● **Written instruction**
Take the line containing "Read all visible content and emit it as JSON." and all lines after it to the end of the records, and output them exactly.

● **Records supplied**

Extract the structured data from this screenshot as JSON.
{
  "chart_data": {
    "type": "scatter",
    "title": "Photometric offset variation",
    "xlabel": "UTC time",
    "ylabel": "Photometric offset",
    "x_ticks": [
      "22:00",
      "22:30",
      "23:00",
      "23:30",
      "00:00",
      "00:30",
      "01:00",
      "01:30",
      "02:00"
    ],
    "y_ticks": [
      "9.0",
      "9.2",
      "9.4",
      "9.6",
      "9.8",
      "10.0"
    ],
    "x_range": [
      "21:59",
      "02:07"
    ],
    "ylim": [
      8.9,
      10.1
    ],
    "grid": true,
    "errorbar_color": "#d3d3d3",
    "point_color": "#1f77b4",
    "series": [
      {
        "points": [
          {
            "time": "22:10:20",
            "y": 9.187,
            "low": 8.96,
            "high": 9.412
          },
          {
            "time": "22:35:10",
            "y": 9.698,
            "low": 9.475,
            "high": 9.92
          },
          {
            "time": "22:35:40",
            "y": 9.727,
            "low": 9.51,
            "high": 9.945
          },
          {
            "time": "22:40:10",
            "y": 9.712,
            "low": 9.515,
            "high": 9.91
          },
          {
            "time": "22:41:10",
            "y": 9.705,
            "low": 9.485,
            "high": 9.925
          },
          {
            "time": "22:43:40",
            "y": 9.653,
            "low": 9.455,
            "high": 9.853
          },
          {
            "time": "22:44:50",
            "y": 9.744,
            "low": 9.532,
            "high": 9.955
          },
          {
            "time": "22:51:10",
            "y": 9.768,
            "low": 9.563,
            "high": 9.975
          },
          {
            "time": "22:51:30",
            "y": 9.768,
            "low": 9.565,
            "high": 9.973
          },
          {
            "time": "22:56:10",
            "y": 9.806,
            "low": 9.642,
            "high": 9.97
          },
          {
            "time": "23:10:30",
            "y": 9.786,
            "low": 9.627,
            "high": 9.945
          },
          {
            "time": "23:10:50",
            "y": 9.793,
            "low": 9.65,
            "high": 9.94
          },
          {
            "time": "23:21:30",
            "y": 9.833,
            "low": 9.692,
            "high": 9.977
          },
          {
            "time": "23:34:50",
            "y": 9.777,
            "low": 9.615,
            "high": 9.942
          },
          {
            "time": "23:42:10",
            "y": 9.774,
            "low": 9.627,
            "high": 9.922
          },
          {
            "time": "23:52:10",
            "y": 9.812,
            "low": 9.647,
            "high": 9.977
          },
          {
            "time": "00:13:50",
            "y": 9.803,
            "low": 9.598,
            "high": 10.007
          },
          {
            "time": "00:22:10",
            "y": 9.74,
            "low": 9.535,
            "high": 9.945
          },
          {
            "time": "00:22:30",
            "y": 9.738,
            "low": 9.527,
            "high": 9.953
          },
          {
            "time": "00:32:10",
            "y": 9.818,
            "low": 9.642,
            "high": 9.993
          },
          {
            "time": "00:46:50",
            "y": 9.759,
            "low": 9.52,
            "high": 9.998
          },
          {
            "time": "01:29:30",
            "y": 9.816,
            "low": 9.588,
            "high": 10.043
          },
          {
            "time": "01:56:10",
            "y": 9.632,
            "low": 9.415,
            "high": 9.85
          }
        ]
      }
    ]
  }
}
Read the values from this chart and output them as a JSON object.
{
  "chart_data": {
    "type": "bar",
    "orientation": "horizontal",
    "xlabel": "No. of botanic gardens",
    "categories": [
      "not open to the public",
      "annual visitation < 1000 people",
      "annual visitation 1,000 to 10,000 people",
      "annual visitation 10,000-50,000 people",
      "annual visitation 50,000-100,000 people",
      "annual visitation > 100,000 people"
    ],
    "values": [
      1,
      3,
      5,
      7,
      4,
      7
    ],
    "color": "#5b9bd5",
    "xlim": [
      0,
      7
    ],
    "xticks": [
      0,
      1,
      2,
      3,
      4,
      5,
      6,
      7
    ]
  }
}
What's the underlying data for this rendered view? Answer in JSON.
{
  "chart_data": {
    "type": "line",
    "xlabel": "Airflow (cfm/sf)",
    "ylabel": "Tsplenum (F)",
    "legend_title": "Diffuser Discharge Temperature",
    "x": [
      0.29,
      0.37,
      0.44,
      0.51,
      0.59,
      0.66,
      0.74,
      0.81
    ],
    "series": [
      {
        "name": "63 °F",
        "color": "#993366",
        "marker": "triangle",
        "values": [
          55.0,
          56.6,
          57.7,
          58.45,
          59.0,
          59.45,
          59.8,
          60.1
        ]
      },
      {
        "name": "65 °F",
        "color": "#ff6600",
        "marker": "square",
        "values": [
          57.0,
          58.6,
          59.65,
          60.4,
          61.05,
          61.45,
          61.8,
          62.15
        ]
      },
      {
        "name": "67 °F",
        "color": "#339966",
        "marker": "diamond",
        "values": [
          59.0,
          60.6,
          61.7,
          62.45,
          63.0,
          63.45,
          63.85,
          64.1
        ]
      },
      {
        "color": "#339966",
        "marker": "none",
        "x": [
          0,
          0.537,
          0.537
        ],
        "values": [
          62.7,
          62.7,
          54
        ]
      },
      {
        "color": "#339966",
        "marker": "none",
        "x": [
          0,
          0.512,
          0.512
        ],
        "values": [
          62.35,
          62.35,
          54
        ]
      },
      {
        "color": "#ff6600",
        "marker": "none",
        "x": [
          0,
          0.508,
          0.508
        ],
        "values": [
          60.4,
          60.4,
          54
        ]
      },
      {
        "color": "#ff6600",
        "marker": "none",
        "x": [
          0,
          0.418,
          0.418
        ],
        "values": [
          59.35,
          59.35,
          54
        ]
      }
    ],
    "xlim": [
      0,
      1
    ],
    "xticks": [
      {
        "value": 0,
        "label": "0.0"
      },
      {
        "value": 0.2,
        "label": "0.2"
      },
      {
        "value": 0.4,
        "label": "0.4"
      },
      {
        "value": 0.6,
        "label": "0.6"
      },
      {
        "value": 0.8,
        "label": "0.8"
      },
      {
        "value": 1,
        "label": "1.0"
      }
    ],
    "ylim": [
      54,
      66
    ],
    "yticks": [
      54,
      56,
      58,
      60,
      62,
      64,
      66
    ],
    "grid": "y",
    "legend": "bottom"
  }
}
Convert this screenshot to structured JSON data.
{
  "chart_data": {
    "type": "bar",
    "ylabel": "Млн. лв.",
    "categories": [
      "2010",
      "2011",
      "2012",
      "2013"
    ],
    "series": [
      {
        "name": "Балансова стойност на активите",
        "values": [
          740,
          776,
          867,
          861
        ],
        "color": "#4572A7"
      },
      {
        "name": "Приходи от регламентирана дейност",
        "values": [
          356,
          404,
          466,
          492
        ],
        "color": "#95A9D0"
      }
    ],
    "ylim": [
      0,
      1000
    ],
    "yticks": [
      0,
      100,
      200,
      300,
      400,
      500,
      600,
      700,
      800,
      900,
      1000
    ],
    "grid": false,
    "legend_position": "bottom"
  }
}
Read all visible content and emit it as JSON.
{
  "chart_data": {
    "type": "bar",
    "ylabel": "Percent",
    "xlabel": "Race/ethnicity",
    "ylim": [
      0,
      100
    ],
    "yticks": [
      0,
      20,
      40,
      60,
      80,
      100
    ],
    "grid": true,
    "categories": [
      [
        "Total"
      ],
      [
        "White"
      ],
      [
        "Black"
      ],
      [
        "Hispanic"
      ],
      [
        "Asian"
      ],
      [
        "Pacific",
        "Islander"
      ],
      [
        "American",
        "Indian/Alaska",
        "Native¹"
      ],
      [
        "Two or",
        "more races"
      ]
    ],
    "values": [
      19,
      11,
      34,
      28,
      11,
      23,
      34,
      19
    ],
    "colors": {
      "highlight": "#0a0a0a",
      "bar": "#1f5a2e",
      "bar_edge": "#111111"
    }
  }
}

● **Solution**
Read all visible content and emit it as JSON.
{
  "chart_data": {
    "type": "bar",
    "ylabel": "Percent",
    "xlabel": "Race/ethnicity",
    "ylim": [
      0,
      100
    ],
    "yticks": [
      0,
      20,
      40,
      60,
      80,
      100
    ],
    "grid": true,
    "categories": [
      [
        "Total"
      ],
      [
        "White"
      ],
      [
        "Black"
      ],
      [
        "Hispanic"
      ],
      [
        "Asian"
      ],
      [
        "Pacific",
        "Islander"
      ],
      [
        "American",
        "Indian/Alaska",
        "Native¹"
      ],
      [
        "Two or",
        "more races"
      ]
    ],
    "values": [
      19,
      11,
      34,
      28,
      11,
      23,
      34,
      19
    ],
    "colors": {
      "highlight": "#0a0a0a",
      "bar": "#1f5a2e",
      "bar_edge": "#111111"
    }
  }
}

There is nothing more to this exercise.